[Raw records]
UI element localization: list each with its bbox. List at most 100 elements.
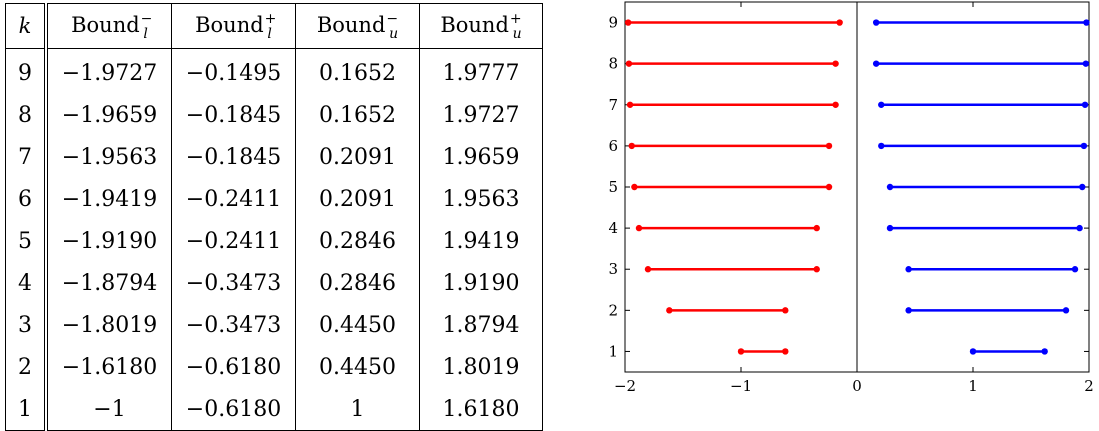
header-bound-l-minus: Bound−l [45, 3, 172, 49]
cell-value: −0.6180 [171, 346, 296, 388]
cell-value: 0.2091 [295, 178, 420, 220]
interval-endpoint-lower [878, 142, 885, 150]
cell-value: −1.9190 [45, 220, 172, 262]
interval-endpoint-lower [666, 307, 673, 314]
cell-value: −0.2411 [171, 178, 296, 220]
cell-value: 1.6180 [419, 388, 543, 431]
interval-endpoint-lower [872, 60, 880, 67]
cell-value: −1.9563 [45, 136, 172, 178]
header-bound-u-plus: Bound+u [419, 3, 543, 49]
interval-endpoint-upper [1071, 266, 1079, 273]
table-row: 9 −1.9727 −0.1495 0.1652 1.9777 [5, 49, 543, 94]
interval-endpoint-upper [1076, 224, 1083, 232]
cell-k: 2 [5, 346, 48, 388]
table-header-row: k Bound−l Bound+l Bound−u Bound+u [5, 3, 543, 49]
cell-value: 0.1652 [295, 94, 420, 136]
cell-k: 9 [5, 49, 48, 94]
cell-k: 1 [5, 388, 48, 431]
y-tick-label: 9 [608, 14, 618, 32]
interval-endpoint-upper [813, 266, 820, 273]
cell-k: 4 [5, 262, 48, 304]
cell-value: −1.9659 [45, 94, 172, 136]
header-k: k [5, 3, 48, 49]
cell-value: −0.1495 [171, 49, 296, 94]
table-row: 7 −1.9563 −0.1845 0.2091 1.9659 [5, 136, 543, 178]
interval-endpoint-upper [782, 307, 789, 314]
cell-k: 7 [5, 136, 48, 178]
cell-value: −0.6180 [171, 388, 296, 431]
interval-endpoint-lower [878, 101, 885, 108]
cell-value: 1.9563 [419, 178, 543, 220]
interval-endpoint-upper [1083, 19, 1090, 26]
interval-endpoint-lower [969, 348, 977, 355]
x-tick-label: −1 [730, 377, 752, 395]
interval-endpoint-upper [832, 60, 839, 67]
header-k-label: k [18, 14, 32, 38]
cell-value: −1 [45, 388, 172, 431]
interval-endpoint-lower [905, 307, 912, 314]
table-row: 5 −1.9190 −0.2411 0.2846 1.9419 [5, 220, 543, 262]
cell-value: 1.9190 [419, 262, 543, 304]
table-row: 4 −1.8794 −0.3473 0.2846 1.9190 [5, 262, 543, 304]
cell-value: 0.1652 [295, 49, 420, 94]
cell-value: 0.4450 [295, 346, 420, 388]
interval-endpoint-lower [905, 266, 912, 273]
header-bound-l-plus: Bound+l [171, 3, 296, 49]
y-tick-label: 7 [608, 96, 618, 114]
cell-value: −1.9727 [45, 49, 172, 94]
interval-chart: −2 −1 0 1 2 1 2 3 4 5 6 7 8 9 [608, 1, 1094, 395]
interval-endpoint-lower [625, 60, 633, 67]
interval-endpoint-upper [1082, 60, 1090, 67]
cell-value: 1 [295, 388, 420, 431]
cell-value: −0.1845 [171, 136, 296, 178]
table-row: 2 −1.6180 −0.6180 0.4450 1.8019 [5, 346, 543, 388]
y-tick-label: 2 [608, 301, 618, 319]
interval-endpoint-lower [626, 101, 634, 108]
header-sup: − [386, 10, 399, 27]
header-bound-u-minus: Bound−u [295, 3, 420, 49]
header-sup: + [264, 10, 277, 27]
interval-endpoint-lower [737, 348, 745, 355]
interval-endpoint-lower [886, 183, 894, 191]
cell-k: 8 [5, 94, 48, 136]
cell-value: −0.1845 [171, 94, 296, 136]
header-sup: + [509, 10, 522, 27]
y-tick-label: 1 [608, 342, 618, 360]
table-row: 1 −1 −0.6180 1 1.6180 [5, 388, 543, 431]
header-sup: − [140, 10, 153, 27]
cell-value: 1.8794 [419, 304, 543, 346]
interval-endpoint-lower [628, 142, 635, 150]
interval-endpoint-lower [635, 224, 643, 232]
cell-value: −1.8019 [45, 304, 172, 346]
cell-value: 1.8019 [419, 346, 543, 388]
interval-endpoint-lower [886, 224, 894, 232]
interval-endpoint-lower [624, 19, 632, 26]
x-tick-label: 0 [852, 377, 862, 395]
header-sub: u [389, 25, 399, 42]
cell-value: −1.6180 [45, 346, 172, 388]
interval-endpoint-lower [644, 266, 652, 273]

**EXERCISE AIM**
Output the lines of the material from the one containing "header-bound-l-minus: Bound−l [45, 3, 172, 49]" through the one containing "cell-value: −1 [45, 388, 172, 431]", inclusive, as a Markdown table with the columns Row and Line. Leave out blank lines.

**WRITTEN REPLY**
| Row | Line |
|---|---|
| 1 | header-bound-l-minus: Bound−l [45, 3, 172, 49] |
| 2 | cell-value: −0.6180 [171, 346, 296, 388] |
| 3 | cell-value: 0.2091 [295, 178, 420, 220] |
| 4 | interval-endpoint-lower [878, 142, 885, 150] |
| 5 | cell-value: −1.9190 [45, 220, 172, 262] |
| 6 | interval-endpoint-lower [666, 307, 673, 314] |
| 7 | cell-value: −0.2411 [171, 178, 296, 220] |
| 8 | cell-value: 1.6180 [419, 388, 543, 431] |
| 9 | interval-endpoint-lower [872, 60, 880, 67] |
| 10 | cell-value: −1.9563 [45, 136, 172, 178] |
| 11 | header-bound-u-plus: Bound+u [419, 3, 543, 49] |
| 12 | interval-endpoint-upper [1071, 266, 1079, 273] |
| 13 | table-row: 9 −1.9727 −0.1495 0.1652 1.9777 [5, 49, 543, 94] |
| 14 | interval-endpoint-upper [1076, 224, 1083, 232] |
| 15 | cell-k: 2 [5, 346, 48, 388] |
| 16 | table-header-row: k Bound−l Bound+l Bound−u Bound+u [5, 3, 543, 49] |
| 17 | cell-value: 0.1652 [295, 94, 420, 136] |
| 18 | cell-k: 9 [5, 49, 48, 94] |
| 19 | cell-k: 1 [5, 388, 48, 431] |
| 20 | y-tick-label: 9 [608, 14, 618, 32] |
| 21 | interval-endpoint-upper [813, 266, 820, 273] |
| 22 | cell-k: 4 [5, 262, 48, 304] |
| 23 | cell-value: −1.9659 [45, 94, 172, 136] |
| 24 | header-k: k [5, 3, 48, 49] |
| 25 | cell-value: −0.1495 [171, 49, 296, 94] |
| 26 | table-row: 7 −1.9563 −0.1845 0.2091 1.9659 [5, 136, 543, 178] |
| 27 | interval-endpoint-upper [782, 307, 789, 314] |
| 28 | cell-k: 7 [5, 136, 48, 178] |
| 29 | cell-value: −0.6180 [171, 388, 296, 431] |
| 30 | interval-endpoint-lower [878, 101, 885, 108] |
| 31 | cell-value: 1.9563 [419, 178, 543, 220] |
| 32 | interval-endpoint-upper [1083, 19, 1090, 26] |
| 33 | interval-endpoint-lower [969, 348, 977, 355] |
| 34 | x-tick-label: −1 [730, 377, 752, 395] |
| 35 | interval-endpoint-upper [832, 60, 839, 67] |
| 36 | header-k-label: k [18, 14, 32, 38] |
| 37 | cell-value: −1 [45, 388, 172, 431] |